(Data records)
↓↓↓

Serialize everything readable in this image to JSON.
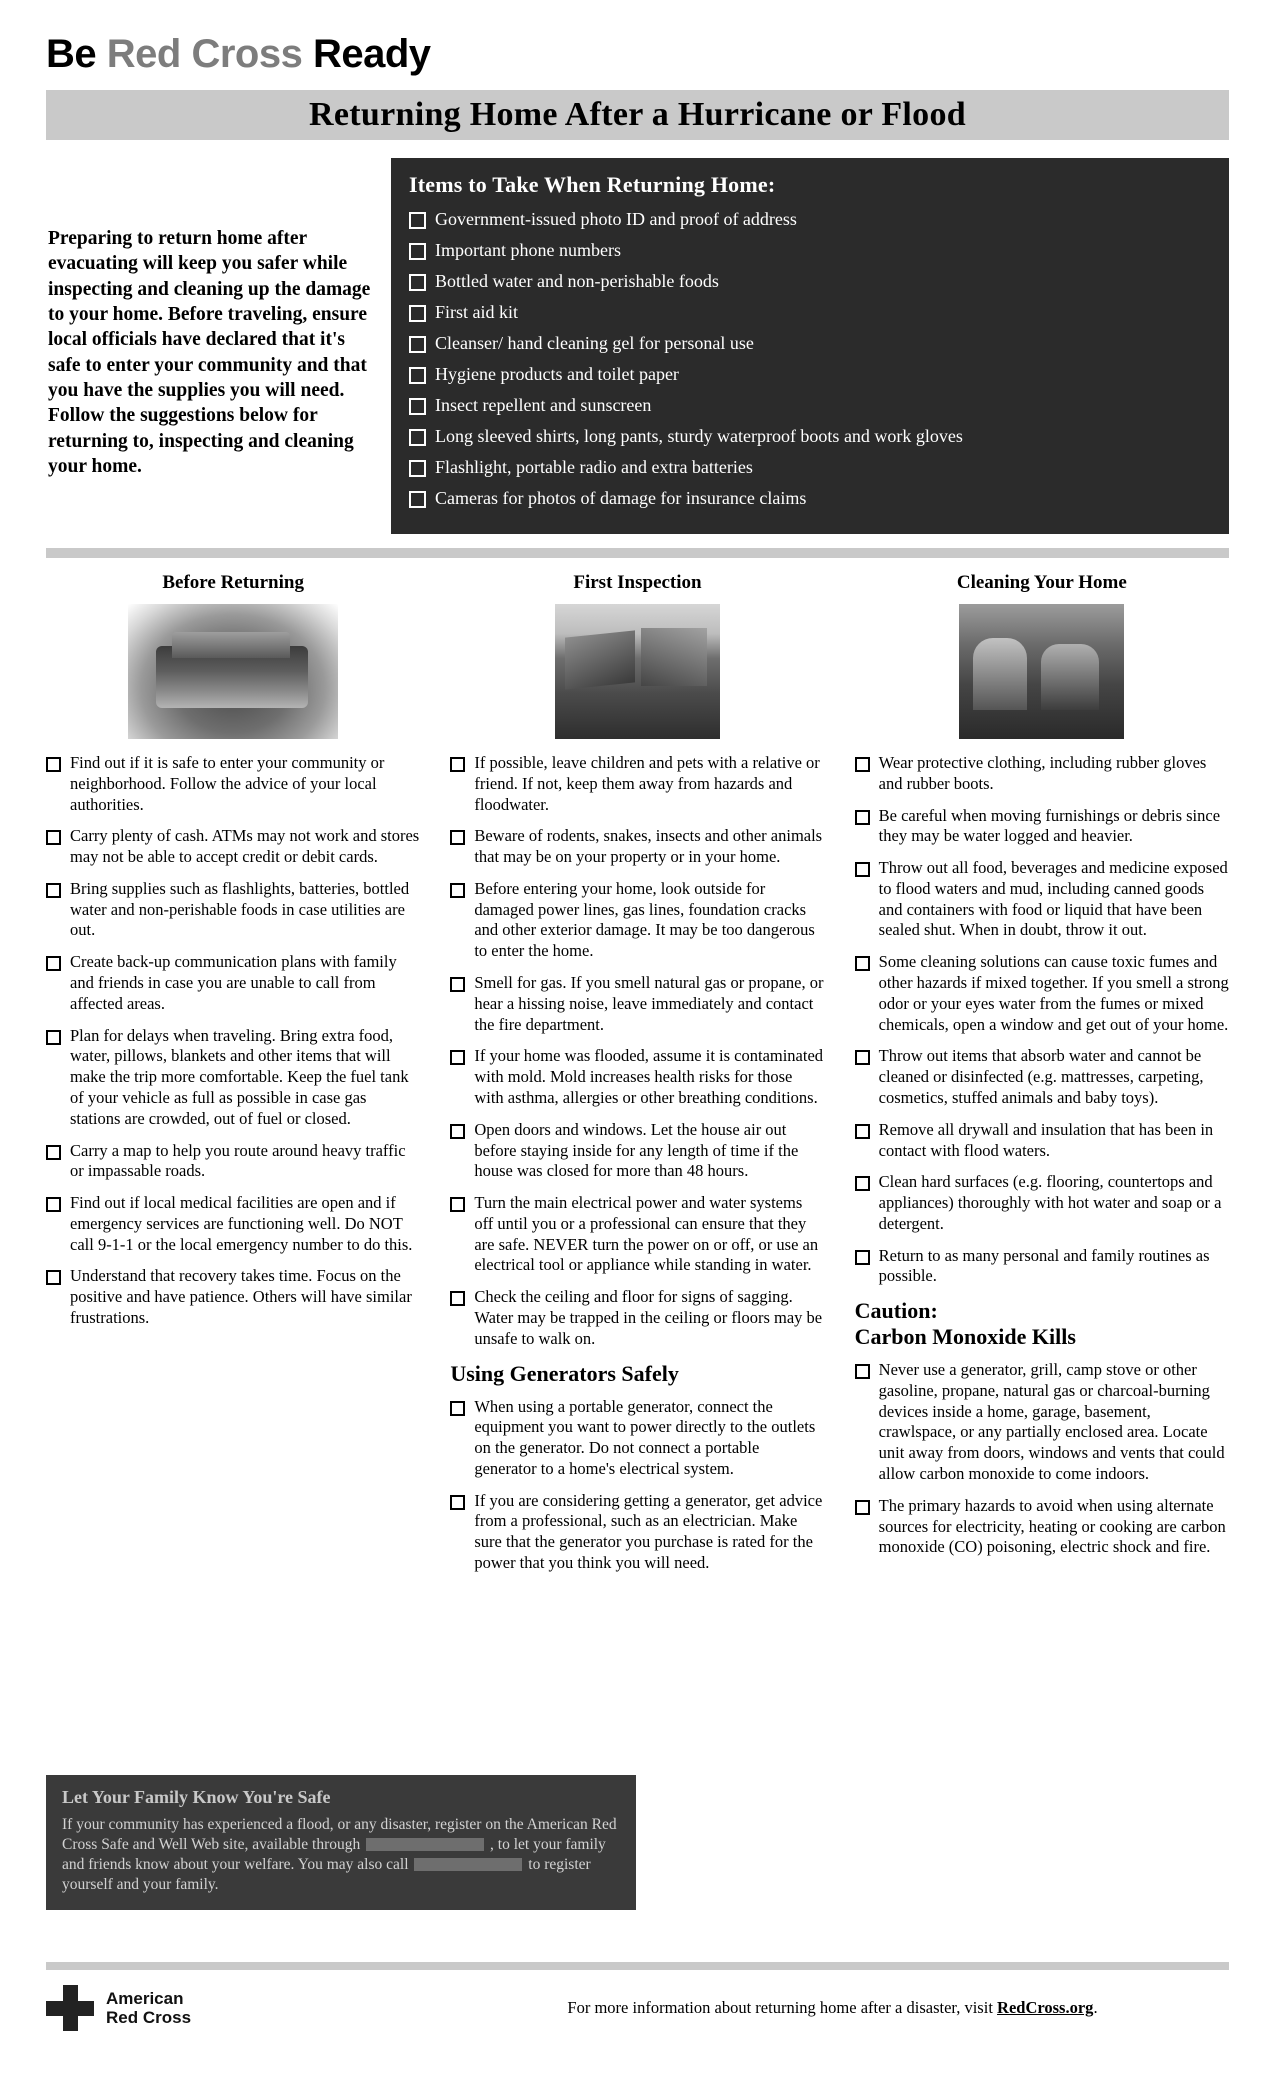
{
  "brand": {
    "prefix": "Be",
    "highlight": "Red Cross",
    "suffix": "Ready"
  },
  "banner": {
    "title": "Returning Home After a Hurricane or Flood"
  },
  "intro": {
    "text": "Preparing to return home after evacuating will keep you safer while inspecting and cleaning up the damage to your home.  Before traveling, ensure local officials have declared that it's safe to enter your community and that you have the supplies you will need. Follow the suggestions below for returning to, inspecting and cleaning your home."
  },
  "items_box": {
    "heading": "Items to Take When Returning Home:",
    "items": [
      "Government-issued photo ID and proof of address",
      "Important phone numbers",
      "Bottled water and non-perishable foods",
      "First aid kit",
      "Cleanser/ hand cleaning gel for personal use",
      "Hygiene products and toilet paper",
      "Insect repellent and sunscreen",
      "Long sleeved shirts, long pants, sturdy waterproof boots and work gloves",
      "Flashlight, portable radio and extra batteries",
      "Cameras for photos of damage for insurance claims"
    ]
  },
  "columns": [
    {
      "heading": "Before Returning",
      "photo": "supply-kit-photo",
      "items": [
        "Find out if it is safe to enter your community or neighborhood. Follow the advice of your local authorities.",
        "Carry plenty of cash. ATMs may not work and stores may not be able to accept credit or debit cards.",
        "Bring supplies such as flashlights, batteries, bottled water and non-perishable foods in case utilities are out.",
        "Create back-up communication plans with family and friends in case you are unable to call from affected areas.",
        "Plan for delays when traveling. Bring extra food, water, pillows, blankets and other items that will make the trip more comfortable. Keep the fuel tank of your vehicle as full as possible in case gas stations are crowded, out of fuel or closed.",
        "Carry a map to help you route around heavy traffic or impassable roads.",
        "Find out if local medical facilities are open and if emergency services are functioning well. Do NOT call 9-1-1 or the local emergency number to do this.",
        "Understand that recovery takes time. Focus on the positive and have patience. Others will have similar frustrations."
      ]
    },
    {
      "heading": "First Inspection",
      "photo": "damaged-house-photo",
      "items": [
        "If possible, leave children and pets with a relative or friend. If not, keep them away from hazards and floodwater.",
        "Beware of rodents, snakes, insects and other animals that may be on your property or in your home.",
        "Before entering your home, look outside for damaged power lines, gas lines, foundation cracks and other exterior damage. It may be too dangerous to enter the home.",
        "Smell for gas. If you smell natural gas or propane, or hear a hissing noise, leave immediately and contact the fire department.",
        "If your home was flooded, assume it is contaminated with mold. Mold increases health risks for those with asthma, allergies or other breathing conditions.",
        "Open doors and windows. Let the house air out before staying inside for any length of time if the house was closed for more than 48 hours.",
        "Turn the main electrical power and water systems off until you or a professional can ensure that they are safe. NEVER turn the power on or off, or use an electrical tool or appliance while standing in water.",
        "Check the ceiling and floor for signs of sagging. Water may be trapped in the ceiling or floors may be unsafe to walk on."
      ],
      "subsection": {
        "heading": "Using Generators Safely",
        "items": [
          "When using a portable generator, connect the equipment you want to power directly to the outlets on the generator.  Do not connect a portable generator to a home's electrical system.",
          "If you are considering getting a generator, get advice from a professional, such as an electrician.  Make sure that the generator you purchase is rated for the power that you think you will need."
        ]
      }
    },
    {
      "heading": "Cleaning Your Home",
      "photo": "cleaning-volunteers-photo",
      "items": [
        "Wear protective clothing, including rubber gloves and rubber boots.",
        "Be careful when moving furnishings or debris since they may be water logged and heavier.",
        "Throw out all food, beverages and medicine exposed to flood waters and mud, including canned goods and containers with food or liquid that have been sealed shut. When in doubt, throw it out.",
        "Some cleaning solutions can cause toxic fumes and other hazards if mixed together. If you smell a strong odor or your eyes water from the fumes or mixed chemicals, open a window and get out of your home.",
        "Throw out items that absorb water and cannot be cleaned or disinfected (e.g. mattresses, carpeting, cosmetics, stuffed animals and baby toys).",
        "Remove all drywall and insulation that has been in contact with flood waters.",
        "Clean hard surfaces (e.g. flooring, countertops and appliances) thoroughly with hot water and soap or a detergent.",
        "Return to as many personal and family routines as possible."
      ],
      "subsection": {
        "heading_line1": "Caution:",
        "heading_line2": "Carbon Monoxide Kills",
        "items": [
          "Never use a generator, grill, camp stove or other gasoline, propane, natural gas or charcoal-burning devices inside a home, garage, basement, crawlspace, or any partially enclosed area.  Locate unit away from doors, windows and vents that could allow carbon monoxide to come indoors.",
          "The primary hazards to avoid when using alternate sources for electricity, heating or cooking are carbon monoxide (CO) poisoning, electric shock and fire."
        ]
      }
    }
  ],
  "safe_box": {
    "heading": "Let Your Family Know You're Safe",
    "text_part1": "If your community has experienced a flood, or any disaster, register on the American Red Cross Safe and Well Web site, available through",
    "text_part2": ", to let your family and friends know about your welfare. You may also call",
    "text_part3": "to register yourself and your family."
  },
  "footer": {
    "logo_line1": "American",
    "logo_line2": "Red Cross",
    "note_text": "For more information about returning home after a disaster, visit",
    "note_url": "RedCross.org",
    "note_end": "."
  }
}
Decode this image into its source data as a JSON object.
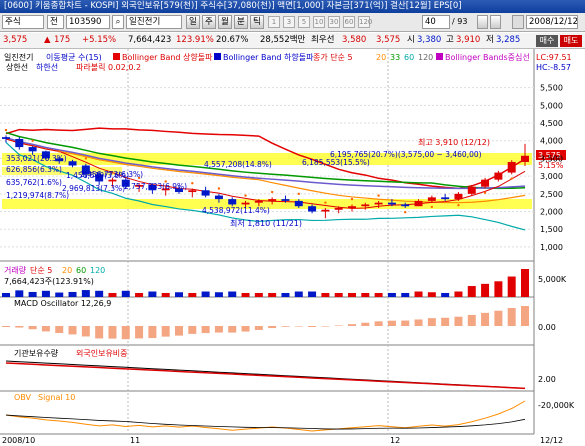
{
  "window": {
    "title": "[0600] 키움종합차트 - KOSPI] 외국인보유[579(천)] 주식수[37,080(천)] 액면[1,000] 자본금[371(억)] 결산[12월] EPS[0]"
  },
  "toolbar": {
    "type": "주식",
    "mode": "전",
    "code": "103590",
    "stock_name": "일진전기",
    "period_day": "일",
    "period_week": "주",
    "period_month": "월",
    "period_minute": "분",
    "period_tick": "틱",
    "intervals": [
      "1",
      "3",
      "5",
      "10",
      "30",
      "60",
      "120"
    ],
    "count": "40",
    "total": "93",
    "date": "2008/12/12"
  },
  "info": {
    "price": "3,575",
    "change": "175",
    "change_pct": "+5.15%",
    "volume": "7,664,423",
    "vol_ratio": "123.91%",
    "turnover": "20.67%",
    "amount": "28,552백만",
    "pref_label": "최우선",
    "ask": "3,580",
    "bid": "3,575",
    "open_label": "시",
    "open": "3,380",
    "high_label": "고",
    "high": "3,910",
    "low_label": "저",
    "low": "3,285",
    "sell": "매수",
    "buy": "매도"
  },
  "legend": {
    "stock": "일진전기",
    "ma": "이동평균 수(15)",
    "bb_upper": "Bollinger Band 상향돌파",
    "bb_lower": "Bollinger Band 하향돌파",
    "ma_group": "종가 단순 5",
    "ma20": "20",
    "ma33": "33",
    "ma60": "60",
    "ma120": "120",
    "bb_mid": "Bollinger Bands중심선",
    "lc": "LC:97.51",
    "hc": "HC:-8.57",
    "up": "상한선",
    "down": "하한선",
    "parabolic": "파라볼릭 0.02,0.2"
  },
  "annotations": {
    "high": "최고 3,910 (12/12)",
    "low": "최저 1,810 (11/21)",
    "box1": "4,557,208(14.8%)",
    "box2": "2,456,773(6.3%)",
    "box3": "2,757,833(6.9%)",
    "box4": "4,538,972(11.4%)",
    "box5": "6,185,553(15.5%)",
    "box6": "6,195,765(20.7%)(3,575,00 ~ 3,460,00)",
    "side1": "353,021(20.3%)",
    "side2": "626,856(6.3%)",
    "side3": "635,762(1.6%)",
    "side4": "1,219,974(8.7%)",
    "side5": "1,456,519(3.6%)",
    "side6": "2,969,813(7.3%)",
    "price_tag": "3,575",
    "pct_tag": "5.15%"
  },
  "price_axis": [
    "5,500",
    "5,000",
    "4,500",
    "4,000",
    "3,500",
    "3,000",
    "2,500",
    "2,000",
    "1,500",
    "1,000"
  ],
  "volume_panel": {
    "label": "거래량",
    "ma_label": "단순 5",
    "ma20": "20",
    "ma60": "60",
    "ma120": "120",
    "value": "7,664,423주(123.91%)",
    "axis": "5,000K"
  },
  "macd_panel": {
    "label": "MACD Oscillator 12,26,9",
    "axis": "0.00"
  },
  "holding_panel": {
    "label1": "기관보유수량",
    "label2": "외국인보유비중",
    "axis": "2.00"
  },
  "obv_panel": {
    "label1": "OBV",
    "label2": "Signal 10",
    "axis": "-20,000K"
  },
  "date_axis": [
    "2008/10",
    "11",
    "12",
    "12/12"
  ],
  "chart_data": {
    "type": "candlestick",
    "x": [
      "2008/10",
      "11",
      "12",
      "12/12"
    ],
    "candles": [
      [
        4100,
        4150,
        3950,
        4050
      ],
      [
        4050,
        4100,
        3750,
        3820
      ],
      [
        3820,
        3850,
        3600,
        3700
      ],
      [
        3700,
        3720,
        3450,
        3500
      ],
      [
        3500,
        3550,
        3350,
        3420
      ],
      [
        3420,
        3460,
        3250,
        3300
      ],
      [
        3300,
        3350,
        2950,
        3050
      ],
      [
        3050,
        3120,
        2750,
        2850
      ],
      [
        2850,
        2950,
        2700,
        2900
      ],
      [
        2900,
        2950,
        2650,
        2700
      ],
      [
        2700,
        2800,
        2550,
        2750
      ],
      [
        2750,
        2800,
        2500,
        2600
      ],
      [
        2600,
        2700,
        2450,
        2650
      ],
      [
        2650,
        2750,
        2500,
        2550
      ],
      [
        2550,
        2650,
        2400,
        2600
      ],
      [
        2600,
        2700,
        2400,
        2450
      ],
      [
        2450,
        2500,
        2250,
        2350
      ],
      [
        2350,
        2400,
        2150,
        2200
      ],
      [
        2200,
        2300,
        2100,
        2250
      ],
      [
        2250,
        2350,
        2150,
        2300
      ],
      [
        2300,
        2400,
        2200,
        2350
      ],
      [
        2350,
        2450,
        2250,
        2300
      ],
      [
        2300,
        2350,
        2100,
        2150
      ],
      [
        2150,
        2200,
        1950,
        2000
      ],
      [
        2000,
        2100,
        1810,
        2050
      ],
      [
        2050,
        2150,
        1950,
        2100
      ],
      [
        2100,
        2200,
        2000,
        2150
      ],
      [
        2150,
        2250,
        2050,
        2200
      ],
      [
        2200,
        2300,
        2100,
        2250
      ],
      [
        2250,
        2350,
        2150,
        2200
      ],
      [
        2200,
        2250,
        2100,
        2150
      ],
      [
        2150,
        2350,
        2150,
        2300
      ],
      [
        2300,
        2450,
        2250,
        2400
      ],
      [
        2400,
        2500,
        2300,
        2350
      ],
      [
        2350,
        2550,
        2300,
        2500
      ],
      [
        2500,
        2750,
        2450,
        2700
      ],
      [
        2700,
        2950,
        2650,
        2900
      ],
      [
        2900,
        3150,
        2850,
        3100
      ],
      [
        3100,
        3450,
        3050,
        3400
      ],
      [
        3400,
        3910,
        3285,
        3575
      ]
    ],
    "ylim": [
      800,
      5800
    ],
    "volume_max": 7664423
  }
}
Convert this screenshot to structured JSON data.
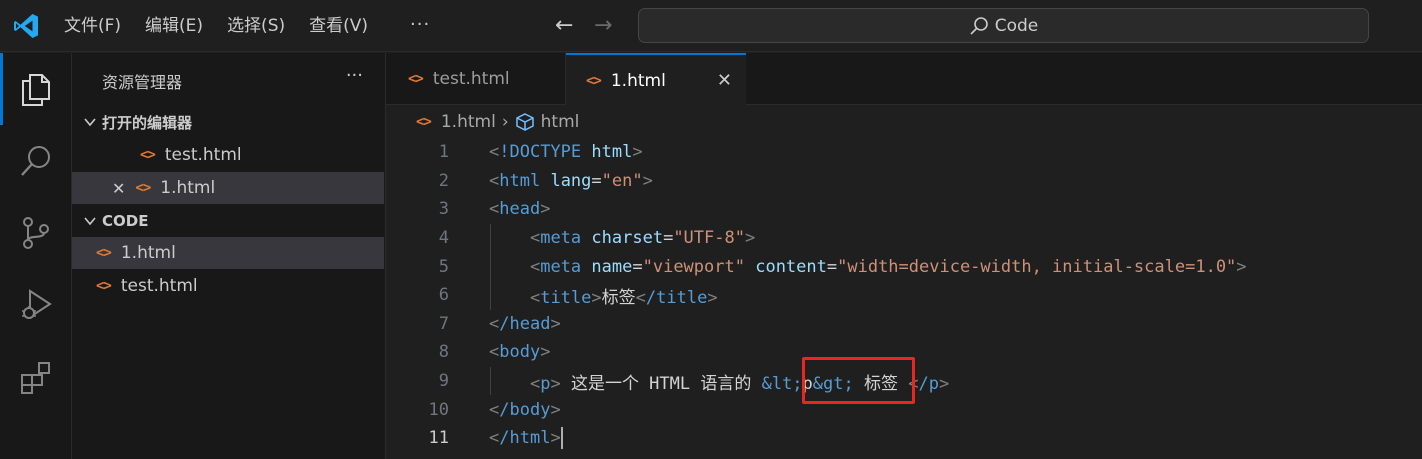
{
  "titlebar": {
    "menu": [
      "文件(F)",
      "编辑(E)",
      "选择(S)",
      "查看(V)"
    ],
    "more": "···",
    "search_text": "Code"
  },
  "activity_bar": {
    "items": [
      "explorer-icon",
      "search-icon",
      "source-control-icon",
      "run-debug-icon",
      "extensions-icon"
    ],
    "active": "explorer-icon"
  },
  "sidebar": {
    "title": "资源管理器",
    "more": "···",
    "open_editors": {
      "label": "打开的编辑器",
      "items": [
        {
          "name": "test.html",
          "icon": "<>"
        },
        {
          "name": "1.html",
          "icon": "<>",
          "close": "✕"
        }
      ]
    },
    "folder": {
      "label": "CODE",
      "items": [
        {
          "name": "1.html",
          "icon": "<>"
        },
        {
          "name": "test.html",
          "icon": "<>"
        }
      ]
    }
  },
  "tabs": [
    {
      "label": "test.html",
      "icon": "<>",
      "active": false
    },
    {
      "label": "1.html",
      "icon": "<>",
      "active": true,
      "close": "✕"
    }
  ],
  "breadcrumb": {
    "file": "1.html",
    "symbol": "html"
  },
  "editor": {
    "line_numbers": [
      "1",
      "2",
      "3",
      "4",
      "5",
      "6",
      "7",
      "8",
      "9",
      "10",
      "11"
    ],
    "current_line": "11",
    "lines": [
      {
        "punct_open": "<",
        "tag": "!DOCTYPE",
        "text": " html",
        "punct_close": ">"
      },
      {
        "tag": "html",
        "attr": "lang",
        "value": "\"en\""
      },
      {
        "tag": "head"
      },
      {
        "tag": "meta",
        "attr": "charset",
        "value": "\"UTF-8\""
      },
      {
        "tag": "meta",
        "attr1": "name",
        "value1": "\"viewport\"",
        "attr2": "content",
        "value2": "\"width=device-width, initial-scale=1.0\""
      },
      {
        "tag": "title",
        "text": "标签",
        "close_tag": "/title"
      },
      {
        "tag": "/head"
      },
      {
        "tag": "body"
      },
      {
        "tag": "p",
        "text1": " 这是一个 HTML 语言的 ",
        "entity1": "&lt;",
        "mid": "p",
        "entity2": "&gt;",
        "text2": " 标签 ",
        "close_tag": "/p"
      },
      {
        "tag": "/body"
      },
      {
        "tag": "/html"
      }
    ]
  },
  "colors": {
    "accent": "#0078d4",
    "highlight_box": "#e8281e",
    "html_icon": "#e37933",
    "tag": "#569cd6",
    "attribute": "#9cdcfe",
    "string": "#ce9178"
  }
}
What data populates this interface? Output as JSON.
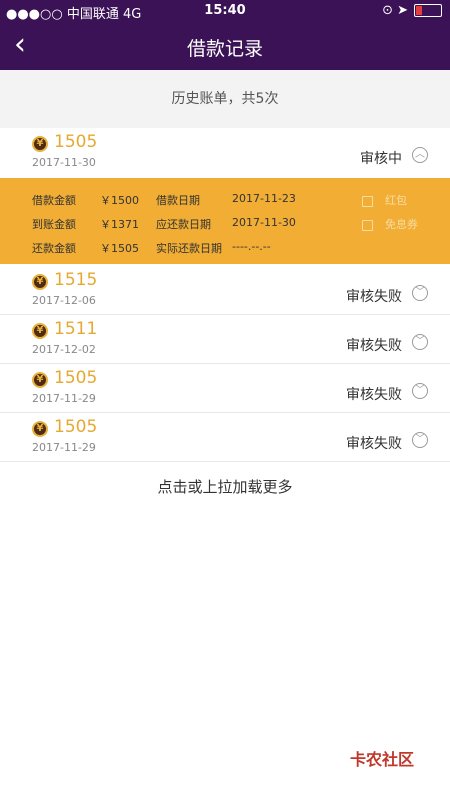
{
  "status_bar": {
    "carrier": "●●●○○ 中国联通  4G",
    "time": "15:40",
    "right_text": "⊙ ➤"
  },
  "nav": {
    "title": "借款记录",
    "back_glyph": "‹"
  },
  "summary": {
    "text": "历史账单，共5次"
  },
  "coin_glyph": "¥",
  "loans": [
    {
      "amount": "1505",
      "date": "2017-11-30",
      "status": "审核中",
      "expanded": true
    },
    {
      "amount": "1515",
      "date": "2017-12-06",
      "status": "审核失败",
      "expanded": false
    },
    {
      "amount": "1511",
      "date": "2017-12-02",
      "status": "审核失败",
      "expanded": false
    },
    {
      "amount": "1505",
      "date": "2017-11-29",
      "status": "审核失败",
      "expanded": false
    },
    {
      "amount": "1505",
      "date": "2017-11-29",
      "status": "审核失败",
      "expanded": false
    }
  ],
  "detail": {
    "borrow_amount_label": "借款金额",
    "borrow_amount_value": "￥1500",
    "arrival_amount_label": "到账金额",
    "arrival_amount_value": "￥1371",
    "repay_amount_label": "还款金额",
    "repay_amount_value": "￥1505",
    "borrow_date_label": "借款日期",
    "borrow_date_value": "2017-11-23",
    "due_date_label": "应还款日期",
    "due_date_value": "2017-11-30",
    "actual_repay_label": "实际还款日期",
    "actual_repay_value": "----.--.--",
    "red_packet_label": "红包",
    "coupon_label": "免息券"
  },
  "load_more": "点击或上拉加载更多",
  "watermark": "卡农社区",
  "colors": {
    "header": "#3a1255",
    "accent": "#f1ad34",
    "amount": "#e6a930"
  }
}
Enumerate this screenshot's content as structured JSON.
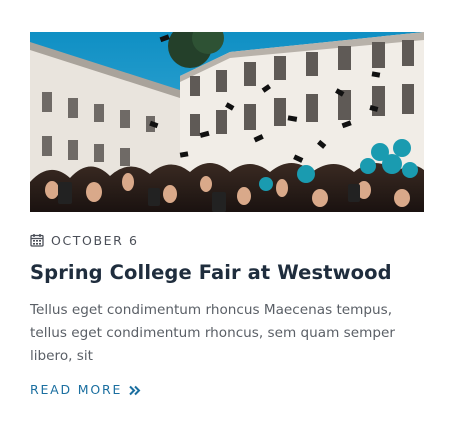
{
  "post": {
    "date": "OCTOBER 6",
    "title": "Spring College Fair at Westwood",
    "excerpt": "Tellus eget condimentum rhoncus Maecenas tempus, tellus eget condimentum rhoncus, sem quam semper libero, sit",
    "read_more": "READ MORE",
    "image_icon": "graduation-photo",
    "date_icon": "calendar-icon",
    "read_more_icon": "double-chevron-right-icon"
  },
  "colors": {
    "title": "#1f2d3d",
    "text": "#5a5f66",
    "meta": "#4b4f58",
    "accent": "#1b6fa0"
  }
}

↑↑↑

Task to complete →
Extract the lines beginning with the one that contains "Enumerate this screenshot's" and ending with the last line of the listing. Keep them exact and drop the pictures.

The solution →
Enumerate this screenshot's content as structured JSON.
{
  "post": {
    "date": "OCTOBER 6",
    "title": "Spring College Fair at Westwood",
    "excerpt": "Tellus eget condimentum rhoncus Maecenas tempus, tellus eget condimentum rhoncus, sem quam semper libero, sit",
    "read_more": "READ MORE",
    "image_icon": "graduation-photo",
    "date_icon": "calendar-icon",
    "read_more_icon": "double-chevron-right-icon"
  },
  "colors": {
    "title": "#1f2d3d",
    "text": "#5a5f66",
    "meta": "#4b4f58",
    "accent": "#1b6fa0"
  }
}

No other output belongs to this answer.